- _PROBLEM TO SOLVE_
Find the lines with "Excellency" in them and copy them out.

- _DATASET ROWS_
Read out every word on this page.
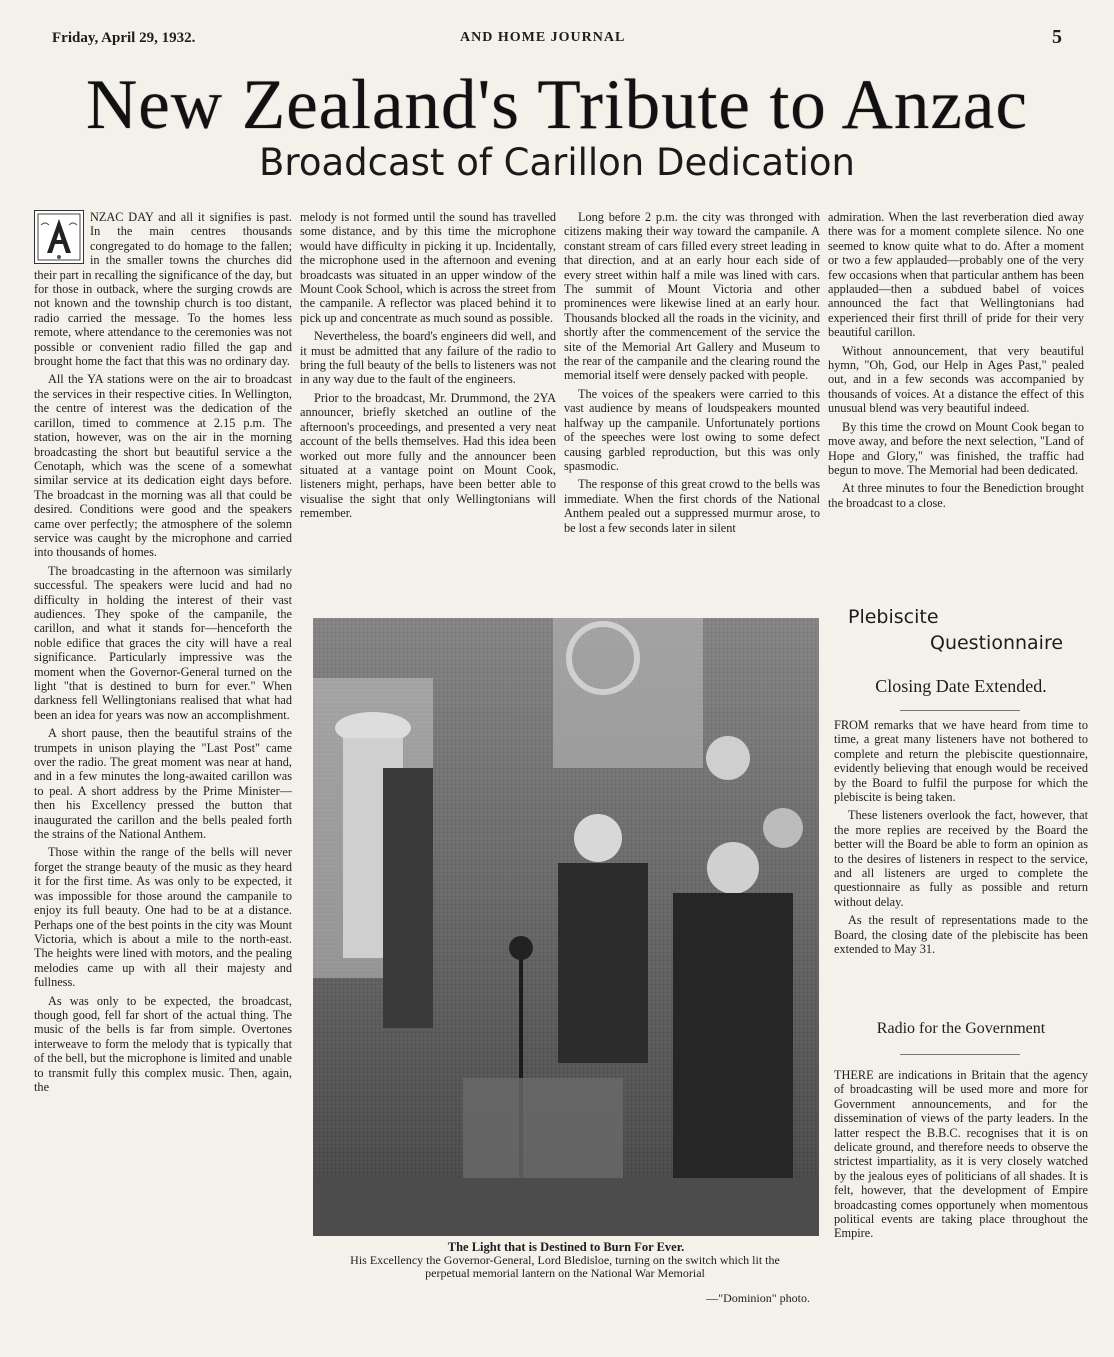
Friday, April 29, 1932.	AND HOME JOURNAL	5
New Zealand's Tribute to Anzac
Broadcast of Carillon Dedication

NZAC DAY and all it signifies is past. In the main centres thousands congregated to do homage to the fallen; in the smaller towns the churches did their part in recalling the significance of the day, but for those in outback, where the surging crowds are not known and the township church is too distant, radio carried the message. To the homes less remote, where attendance to the ceremonies was not possible or convenient radio filled the gap and brought home the fact that this was no ordinary day.

All the YA stations were on the air to broadcast the services in their respective cities. In Wellington, the centre of interest was the dedication of the carillon, timed to commence at 2.15 p.m. The station, however, was on the air in the morning broadcasting the short but beautiful service a the Cenotaph, which was the scene of a somewhat similar service at its dedication eight days before. The broadcast in the morning was all that could be desired. Conditions were good and the speakers came over perfectly; the atmosphere of the solemn service was caught by the microphone and carried into thousands of homes.

The broadcasting in the afternoon was similarly successful. The speakers were lucid and had no difficulty in holding the interest of their vast audiences. They spoke of the campanile, the carillon, and what it stands for—henceforth the noble edifice that graces the city will have a real significance. Particularly impressive was the moment when the Governor-General turned on the light "that is destined to burn for ever." When darkness fell Wellingtonians realised that what had been an idea for years was now an accomplishment.

A short pause, then the beautiful strains of the trumpets in unison playing the "Last Post" came over the radio. The great moment was near at hand, and in a few minutes the long-awaited carillon was to peal. A short address by the Prime Minister—then his Excellency pressed the button that inaugurated the carillon and the bells pealed forth the strains of the National Anthem.

Those within the range of the bells will never forget the strange beauty of the music as they heard it for the first time. As was only to be expected, it was impossible for those around the campanile to enjoy its full beauty. One had to be at a distance. Perhaps one of the best points in the city was Mount Victoria, which is about a mile to the north-east. The heights were lined with motors, and the pealing melodies came up with all their majesty and fullness.

As was only to be expected, the broadcast, though good, fell far short of the actual thing. The music of the bells is far from simple. Overtones interweave to form the melody that is typically that of the bell, but the microphone is limited and unable to transmit fully this complex music. Then, again, the

melody is not formed until the sound has travelled some distance, and by this time the microphone would have difficulty in picking it up. Incidentally, the microphone used in the afternoon and evening broadcasts was situated in an upper window of the Mount Cook School, which is across the street from the campanile. A reflector was placed behind it to pick up and concentrate as much sound as possible.

Nevertheless, the board's engineers did well, and it must be admitted that any failure of the radio to bring the full beauty of the bells to listeners was not in any way due to the fault of the engineers.

Prior to the broadcast, Mr. Drummond, the 2YA announcer, briefly sketched an outline of the afternoon's proceedings, and presented a very neat account of the bells themselves. Had this idea been worked out more fully and the announcer been situated at a vantage point on Mount Cook, listeners might, perhaps, have been better able to visualise the sight that only Wellingtonians will remember.

Long before 2 p.m. the city was thronged with citizens making their way toward the campanile. A constant stream of cars filled every street leading in that direction, and at an early hour each side of every street within half a mile was lined with cars. The summit of Mount Victoria and other prominences were likewise lined at an early hour. Thousands blocked all the roads in the vicinity, and shortly after the commencement of the service the site of the Memorial Art Gallery and Museum to the rear of the campanile and the clearing round the memorial itself were densely packed with people.

The voices of the speakers were carried to this vast audience by means of loudspeakers mounted halfway up the campanile. Unfortunately portions of the speeches were lost owing to some defect causing garbled reproduction, but this was only spasmodic.

The response of this great crowd to the bells was immediate. When the first chords of the National Anthem pealed out a suppressed murmur arose, to be lost a few seconds later in silent

admiration. When the last reverberation died away there was for a moment complete silence. No one seemed to know quite what to do. After a moment or two a few applauded—probably one of the very few occasions when that particular anthem has been applauded—then a subdued babel of voices announced the fact that Wellingtonians had experienced their first thrill of pride for their very beautiful carillon.

Without announcement, that very beautiful hymn, "Oh, God, our Help in Ages Past," pealed out, and in a few seconds was accompanied by thousands of voices. At a distance the effect of this unusual blend was very beautiful indeed.

By this time the crowd on Mount Cook began to move away, and before the next selection, "Land of Hope and Glory," was finished, the traffic had begun to move. The Memorial had been dedicated.

At three minutes to four the Benediction brought the broadcast to a close.

The Light that is Destined to Burn For Ever.
His Excellency the Governor-General, Lord Bledisloe, turning on the switch which lit the perpetual memorial lantern on the National War Memorial
—"Dominion" photo.
Plebiscite
Questionnaire
Closing Date Extended.

FROM remarks that we have heard from time to time, a great many listeners have not bothered to complete and return the plebiscite questionnaire, evidently believing that enough would be received by the Board to fulfil the purpose for which the plebiscite is being taken.

These listeners overlook the fact, however, that the more replies are received by the Board the better will the Board be able to form an opinion as to the desires of listeners in respect to the service, and all listeners are urged to complete the questionnaire as fully as possible and return without delay.

As the result of representations made to the Board, the closing date of the plebiscite has been extended to May 31.

Radio for the Government

THERE are indications in Britain that the agency of broadcasting will be used more and more for Government announcements, and for the dissemination of views of the party leaders. In the latter respect the B.B.C. recognises that it is on delicate ground, and therefore needs to observe the strictest impartiality, as it is very closely watched by the jealous eyes of politicians of all shades. It is felt, however, that the development of Empire broadcasting comes opportunely when momentous political events are taking place throughout the Empire.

- _PROBLEM SOLUTION_
A short pause, then the beautiful strains of the trumpets in unison playing the "Last Post" came over the radio. The great moment was near at hand, and in a few minutes the long-awaited carillon was to peal. A short address by the Prime Minister—then his Excellency pressed the button that inaugurated the carillon and the bells pealed forth the strains of the National Anthem.
His Excellency the Governor-General, Lord Bledisloe, turning on the switch which lit the perpetual memorial lantern on the National War Memorial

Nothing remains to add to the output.